Start of Provided records
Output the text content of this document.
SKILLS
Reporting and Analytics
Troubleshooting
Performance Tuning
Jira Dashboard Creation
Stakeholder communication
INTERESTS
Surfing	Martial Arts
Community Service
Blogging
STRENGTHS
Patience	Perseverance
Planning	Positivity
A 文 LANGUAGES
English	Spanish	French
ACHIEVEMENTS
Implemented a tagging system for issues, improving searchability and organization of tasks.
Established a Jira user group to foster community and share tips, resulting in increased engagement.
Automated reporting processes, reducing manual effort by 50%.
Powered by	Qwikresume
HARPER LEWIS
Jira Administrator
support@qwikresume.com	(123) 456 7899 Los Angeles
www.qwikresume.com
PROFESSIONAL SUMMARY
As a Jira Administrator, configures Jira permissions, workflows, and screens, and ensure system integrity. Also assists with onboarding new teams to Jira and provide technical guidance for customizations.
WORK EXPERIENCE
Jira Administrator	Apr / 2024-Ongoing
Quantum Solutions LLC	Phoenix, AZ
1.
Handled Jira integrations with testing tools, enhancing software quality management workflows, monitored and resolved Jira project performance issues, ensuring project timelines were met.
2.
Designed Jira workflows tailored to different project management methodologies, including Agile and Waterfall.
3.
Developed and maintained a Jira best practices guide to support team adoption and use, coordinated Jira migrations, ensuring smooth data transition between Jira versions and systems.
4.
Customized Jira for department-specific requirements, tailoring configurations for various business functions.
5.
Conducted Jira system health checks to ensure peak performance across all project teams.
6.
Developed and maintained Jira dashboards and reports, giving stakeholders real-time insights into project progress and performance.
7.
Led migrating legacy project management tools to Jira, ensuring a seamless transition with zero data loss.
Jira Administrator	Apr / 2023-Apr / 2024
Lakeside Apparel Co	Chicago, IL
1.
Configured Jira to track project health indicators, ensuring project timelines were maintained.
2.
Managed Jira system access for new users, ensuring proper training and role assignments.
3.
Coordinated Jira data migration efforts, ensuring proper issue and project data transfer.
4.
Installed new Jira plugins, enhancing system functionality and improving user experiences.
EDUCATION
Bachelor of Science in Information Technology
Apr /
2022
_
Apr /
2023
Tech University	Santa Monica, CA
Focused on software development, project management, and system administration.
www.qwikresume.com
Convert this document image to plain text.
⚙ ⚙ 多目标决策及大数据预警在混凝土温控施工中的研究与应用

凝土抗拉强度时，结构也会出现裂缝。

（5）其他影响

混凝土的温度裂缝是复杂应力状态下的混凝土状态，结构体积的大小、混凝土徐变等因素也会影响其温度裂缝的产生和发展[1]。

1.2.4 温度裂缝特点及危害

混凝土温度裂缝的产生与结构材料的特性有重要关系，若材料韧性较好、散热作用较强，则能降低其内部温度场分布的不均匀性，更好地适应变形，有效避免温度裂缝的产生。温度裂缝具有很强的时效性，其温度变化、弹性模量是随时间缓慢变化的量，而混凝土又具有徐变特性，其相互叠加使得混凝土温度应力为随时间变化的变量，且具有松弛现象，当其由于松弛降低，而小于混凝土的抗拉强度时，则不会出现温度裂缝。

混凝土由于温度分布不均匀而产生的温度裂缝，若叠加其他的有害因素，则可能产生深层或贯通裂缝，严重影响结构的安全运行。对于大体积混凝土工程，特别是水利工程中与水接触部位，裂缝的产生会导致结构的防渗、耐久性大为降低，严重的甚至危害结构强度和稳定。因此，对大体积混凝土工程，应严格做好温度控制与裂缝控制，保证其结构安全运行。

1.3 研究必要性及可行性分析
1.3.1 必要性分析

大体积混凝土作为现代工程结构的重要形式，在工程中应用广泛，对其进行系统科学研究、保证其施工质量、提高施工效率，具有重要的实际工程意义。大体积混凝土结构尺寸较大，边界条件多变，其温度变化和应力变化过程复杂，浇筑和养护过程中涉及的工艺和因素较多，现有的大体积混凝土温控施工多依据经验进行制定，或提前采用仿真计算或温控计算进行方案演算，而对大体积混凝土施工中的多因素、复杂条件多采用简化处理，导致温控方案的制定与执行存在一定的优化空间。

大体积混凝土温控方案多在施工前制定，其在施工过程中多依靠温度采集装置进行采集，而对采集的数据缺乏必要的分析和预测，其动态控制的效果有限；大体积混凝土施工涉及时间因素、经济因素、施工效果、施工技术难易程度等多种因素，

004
End of Provided records
Directions for this task ▸
Each line that contains the string "Developed" counts once; report how many such lines the entries have, giving only the number.

Result of this task ▸
2